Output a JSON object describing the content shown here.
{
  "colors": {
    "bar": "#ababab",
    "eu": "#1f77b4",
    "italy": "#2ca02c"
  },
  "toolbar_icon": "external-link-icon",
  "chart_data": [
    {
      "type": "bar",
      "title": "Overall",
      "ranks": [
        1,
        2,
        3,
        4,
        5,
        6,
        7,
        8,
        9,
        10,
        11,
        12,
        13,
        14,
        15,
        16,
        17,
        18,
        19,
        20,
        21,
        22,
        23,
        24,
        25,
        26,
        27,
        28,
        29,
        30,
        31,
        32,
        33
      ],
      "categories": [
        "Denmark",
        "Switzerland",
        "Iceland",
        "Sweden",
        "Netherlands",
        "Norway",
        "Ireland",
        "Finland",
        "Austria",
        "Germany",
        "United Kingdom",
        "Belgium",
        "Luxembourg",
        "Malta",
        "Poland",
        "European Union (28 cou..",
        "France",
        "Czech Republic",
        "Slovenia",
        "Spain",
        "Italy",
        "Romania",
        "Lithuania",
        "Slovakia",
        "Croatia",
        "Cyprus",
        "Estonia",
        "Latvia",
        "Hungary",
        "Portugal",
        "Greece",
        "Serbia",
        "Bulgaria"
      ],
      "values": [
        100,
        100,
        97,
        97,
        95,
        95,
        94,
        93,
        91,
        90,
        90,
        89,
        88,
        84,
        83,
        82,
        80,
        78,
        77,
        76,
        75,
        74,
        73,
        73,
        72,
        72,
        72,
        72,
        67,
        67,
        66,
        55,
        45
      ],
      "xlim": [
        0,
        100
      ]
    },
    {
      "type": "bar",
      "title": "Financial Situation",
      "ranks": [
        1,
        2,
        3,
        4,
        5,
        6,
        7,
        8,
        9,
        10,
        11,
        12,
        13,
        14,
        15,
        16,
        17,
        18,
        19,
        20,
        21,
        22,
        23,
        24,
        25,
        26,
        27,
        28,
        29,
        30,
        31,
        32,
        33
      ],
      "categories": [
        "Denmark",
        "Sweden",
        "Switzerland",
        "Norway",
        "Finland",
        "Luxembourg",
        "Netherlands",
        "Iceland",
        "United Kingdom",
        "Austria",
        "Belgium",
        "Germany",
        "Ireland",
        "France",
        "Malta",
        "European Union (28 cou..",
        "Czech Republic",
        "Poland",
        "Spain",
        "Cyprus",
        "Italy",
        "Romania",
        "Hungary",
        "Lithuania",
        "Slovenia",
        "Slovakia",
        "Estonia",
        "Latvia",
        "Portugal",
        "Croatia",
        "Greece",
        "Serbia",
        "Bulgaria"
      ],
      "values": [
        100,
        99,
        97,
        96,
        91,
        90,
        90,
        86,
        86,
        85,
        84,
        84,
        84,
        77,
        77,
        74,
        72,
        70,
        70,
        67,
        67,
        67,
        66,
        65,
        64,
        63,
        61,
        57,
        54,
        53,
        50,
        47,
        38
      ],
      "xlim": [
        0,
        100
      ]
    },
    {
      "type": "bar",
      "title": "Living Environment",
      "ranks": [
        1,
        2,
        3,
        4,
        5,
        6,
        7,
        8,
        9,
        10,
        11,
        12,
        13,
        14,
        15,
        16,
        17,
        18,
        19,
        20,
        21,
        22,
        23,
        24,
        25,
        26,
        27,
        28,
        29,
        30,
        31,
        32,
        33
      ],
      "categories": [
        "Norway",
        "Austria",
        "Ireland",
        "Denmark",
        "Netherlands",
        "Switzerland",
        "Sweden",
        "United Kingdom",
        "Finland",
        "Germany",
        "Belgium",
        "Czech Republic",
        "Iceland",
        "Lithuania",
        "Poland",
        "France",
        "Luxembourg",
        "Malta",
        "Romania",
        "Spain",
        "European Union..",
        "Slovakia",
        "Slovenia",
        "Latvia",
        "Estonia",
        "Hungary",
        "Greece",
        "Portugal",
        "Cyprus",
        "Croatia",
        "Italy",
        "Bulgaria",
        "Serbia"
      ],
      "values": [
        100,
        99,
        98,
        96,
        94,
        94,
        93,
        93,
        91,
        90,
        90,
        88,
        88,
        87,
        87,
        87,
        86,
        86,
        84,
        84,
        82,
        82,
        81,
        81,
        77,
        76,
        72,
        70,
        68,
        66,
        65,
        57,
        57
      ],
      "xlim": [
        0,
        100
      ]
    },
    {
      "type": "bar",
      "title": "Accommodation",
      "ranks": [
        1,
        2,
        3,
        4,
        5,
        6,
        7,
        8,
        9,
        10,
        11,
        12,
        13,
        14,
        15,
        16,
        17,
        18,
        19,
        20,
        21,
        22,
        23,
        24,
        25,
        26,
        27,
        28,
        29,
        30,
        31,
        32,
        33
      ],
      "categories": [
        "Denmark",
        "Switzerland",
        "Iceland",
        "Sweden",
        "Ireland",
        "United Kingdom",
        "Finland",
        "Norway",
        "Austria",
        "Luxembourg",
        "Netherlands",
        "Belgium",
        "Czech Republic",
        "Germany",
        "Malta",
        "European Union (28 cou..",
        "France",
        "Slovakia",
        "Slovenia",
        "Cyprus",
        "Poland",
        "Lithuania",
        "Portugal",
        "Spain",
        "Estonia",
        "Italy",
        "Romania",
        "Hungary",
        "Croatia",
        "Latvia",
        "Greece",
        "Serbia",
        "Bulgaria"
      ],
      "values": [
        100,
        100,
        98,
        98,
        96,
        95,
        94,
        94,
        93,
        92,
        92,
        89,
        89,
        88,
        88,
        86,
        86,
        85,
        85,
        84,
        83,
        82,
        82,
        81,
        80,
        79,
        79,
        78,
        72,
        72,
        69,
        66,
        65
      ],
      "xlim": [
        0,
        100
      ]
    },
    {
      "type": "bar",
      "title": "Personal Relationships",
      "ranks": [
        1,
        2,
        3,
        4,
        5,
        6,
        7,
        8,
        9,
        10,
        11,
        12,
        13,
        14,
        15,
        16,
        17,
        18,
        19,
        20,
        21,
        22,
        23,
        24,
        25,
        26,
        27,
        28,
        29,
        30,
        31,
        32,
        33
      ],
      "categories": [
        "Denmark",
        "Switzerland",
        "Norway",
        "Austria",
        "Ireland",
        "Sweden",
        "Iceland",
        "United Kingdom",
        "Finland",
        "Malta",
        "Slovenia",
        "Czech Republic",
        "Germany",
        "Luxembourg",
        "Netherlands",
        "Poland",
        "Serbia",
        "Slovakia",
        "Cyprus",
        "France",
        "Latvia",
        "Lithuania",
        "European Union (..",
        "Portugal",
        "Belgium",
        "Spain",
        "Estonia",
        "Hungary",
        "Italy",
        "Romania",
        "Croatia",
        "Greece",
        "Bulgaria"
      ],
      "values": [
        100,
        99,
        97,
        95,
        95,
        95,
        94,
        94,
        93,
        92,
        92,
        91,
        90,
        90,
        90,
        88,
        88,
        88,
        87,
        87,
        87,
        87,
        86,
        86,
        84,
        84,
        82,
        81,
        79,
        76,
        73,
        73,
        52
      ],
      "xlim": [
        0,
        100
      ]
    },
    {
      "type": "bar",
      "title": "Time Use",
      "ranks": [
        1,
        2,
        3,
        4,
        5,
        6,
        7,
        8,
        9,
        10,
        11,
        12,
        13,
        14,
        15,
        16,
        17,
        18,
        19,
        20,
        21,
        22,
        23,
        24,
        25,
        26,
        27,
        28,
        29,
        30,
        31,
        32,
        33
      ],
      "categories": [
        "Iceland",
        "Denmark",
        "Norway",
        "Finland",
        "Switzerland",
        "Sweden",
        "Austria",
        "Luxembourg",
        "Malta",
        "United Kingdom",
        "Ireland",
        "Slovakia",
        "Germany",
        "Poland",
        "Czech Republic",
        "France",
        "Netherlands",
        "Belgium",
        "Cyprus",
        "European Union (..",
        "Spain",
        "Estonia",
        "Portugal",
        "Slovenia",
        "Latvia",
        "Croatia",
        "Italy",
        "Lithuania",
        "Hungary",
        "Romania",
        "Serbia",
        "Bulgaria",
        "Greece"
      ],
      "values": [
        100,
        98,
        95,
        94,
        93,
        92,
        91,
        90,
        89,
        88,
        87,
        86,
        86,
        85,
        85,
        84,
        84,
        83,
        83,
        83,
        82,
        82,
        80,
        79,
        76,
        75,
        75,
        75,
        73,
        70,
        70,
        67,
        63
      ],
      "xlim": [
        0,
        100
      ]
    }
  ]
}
----
- _AIM_:
Look through the material and copy each line that has "title".

- _SOLUTION TO THIS TASK_:
      "title": "Overall",
      "title": "Financial Situation",
      "title": "Living Environment",
      "title": "Accommodation",
      "title": "Personal Relationships",
      "title": "Time Use",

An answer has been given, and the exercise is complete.